_Requirement_
Make a verbatim transcription of the records, without the pictures.

_Records shown_
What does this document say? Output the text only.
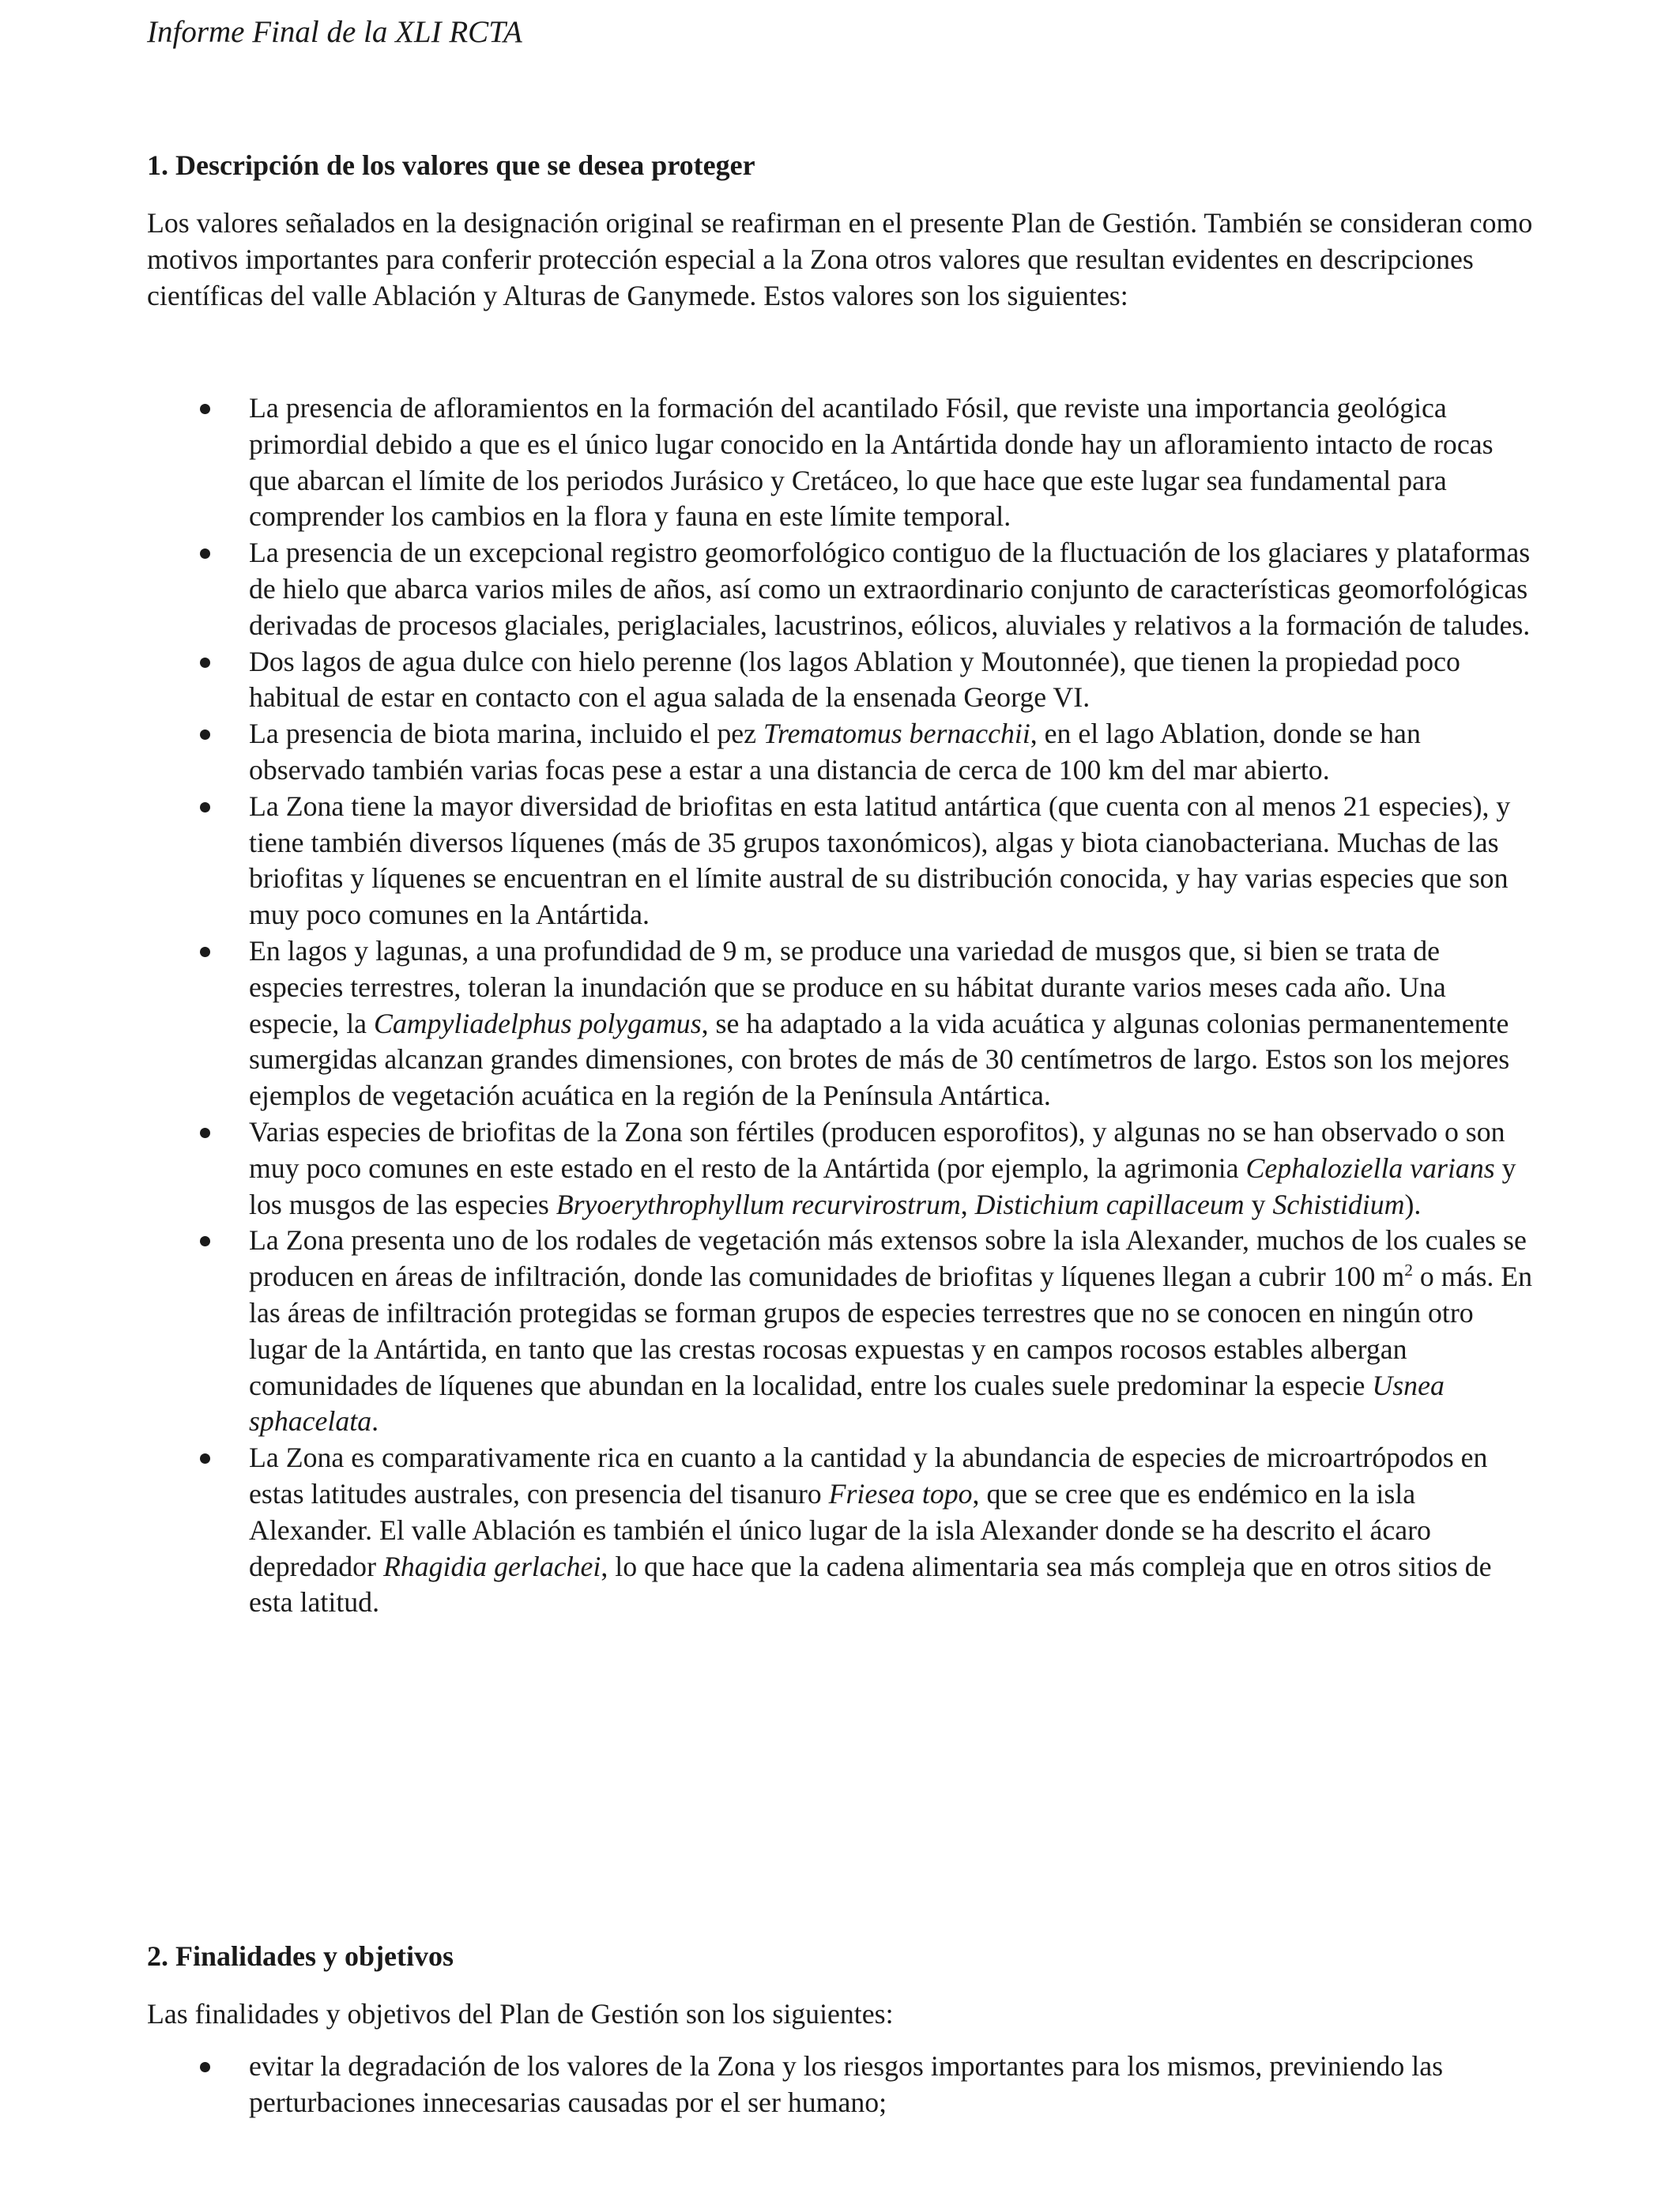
Informe Final de la XLI RCTA
1. Descripción de los valores que se desea proteger
Los valores señalados en la designación original se reafirman en el presente Plan de Gestión. También se consideran como motivos importantes para conferir protección especial a la Zona otros valores que resultan evidentes en descripciones científicas del valle Ablación y Alturas de Ganymede. Estos valores son los siguientes:
La presencia de afloramientos en la formación del acantilado Fósil, que reviste una importancia geológica primordial debido a que es el único lugar conocido en la Antártida donde hay un afloramiento intacto de rocas que abarcan el límite de los periodos Jurásico y Cretáceo, lo que hace que este lugar sea fundamental para comprender los cambios en la flora y fauna en este límite temporal.
La presencia de un excepcional registro geomorfológico contiguo de la fluctuación de los glaciares y plataformas de hielo que abarca varios miles de años, así como un extraordinario conjunto de características geomorfológicas derivadas de procesos glaciales, periglaciales, lacustrinos, eólicos, aluviales y relativos a la formación de taludes.
Dos lagos de agua dulce con hielo perenne (los lagos Ablation y Moutonnée), que tienen la propiedad poco habitual de estar en contacto con el agua salada de la ensenada George VI.
La presencia de biota marina, incluido el pez Trematomus bernacchii, en el lago Ablation, donde se han observado también varias focas pese a estar a una distancia de cerca de 100 km del mar abierto.
La Zona tiene la mayor diversidad de briofitas en esta latitud antártica (que cuenta con al menos 21 especies), y tiene también diversos líquenes (más de 35 grupos taxonómicos), algas y biota cianobacteriana. Muchas de las briofitas y líquenes se encuentran en el límite austral de su distribución conocida, y hay varias especies que son muy poco comunes en la Antártida.
En lagos y lagunas, a una profundidad de 9 m, se produce una variedad de musgos que, si bien se trata de especies terrestres, toleran la inundación que se produce en su hábitat durante varios meses cada año. Una especie, la Campyliadelphus polygamus, se ha adaptado a la vida acuática y algunas colonias permanentemente sumergidas alcanzan grandes dimensiones, con brotes de más de 30 centímetros de largo. Estos son los mejores ejemplos de vegetación acuática en la región de la Península Antártica.
Varias especies de briofitas de la Zona son fértiles (producen esporofitos), y algunas no se han observado o son muy poco comunes en este estado en el resto de la Antártida (por ejemplo, la agrimonia Cephaloziella varians y los musgos de las especies Bryoerythrophyllum recurvirostrum, Distichium capillaceum y Schistidium).
La Zona presenta uno de los rodales de vegetación más extensos sobre la isla Alexander, muchos de los cuales se producen en áreas de infiltración, donde las comunidades de briofitas y líquenes llegan a cubrir 100 $m^2$ o más. En las áreas de infiltración protegidas se forman grupos de especies terrestres que no se conocen en ningún otro lugar de la Antártida, en tanto que las crestas rocosas expuestas y en campos rocosos estables albergan comunidades de líquenes que abundan en la localidad, entre los cuales suele predominar la especie Usnea sphacelata.
La Zona es comparativamente rica en cuanto a la cantidad y la abundancia de especies de microartrópodos en estas latitudes australes, con presencia del tisanuro Friesea topo, que se cree que es endémico en la isla Alexander. El valle Ablación es también el único lugar de la isla Alexander donde se ha descrito el ácaro depredador Rhagidia gerlachei, lo que hace que la cadena alimentaria sea más compleja que en otros sitios de esta latitud.
2. Finalidades y objetivos
Las finalidades y objetivos del Plan de Gestión son los siguientes:
evitar la degradación de los valores de la Zona y los riesgos importantes para los mismos, previniendo las perturbaciones innecesarias causadas por el ser humano;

_Answer below_
What does this document say? Output the text only.
Informe Final de la XLI RCTA
1. Descripción de los valores que se desea proteger
Los valores señalados en la designación original se reafirman en el presente Plan de Gestión. También se consideran como motivos importantes para conferir protección especial a la Zona otros valores que resultan evidentes en descripciones científicas del valle Ablación y Alturas de Ganymede. Estos valores son los siguientes:
La presencia de afloramientos en la formación del acantilado Fósil, que reviste una importancia geológica primordial debido a que es el único lugar conocido en la Antártida donde hay un afloramiento intacto de rocas que abarcan el límite de los periodos Jurásico y Cretáceo, lo que hace que este lugar sea fundamental para comprender los cambios en la flora y fauna en este límite temporal.
La presencia de un excepcional registro geomorfológico contiguo de la fluctuación de los glaciares y plataformas de hielo que abarca varios miles de años, así como un extraordinario conjunto de características geomorfológicas derivadas de procesos glaciales, periglaciales, lacustrinos, eólicos, aluviales y relativos a la formación de taludes.
Dos lagos de agua dulce con hielo perenne (los lagos Ablation y Moutonnée), que tienen la propiedad poco habitual de estar en contacto con el agua salada de la ensenada George VI.
La presencia de biota marina, incluido el pez Trematomus bernacchii, en el lago Ablation, donde se han observado también varias focas pese a estar a una distancia de cerca de 100 km del mar abierto.
La Zona tiene la mayor diversidad de briofitas en esta latitud antártica (que cuenta con al menos 21 especies), y tiene también diversos líquenes (más de 35 grupos taxonómicos), algas y biota cianobacteriana. Muchas de las briofitas y líquenes se encuentran en el límite austral de su distribución conocida, y hay varias especies que son muy poco comunes en la Antártida.
En lagos y lagunas, a una profundidad de 9 m, se produce una variedad de musgos que, si bien se trata de especies terrestres, toleran la inundación que se produce en su hábitat durante varios meses cada año. Una especie, la Campyliadelphus polygamus, se ha adaptado a la vida acuática y algunas colonias permanentemente sumergidas alcanzan grandes dimensiones, con brotes de más de 30 centímetros de largo. Estos son los mejores ejemplos de vegetación acuática en la región de la Península Antártica.
Varias especies de briofitas de la Zona son fértiles (producen esporofitos), y algunas no se han observado o son muy poco comunes en este estado en el resto de la Antártida (por ejemplo, la agrimonia Cephaloziella varians y los musgos de las especies Bryoerythrophyllum recurvirostrum, Distichium capillaceum y Schistidium).
La Zona presenta uno de los rodales de vegetación más extensos sobre la isla Alexander, muchos de los cuales se producen en áreas de infiltración, donde las comunidades de briofitas y líquenes llegan a cubrir 100 $m^2$ o más. En las áreas de infiltración protegidas se forman grupos de especies terrestres que no se conocen en ningún otro lugar de la Antártida, en tanto que las crestas rocosas expuestas y en campos rocosos estables albergan comunidades de líquenes que abundan en la localidad, entre los cuales suele predominar la especie Usnea sphacelata.
La Zona es comparativamente rica en cuanto a la cantidad y la abundancia de especies de microartrópodos en estas latitudes australes, con presencia del tisanuro Friesea topo, que se cree que es endémico en la isla Alexander. El valle Ablación es también el único lugar de la isla Alexander donde se ha descrito el ácaro depredador Rhagidia gerlachei, lo que hace que la cadena alimentaria sea más compleja que en otros sitios de esta latitud.
2. Finalidades y objetivos
Las finalidades y objetivos del Plan de Gestión son los siguientes:
evitar la degradación de los valores de la Zona y los riesgos importantes para los mismos, previniendo las perturbaciones innecesarias causadas por el ser humano;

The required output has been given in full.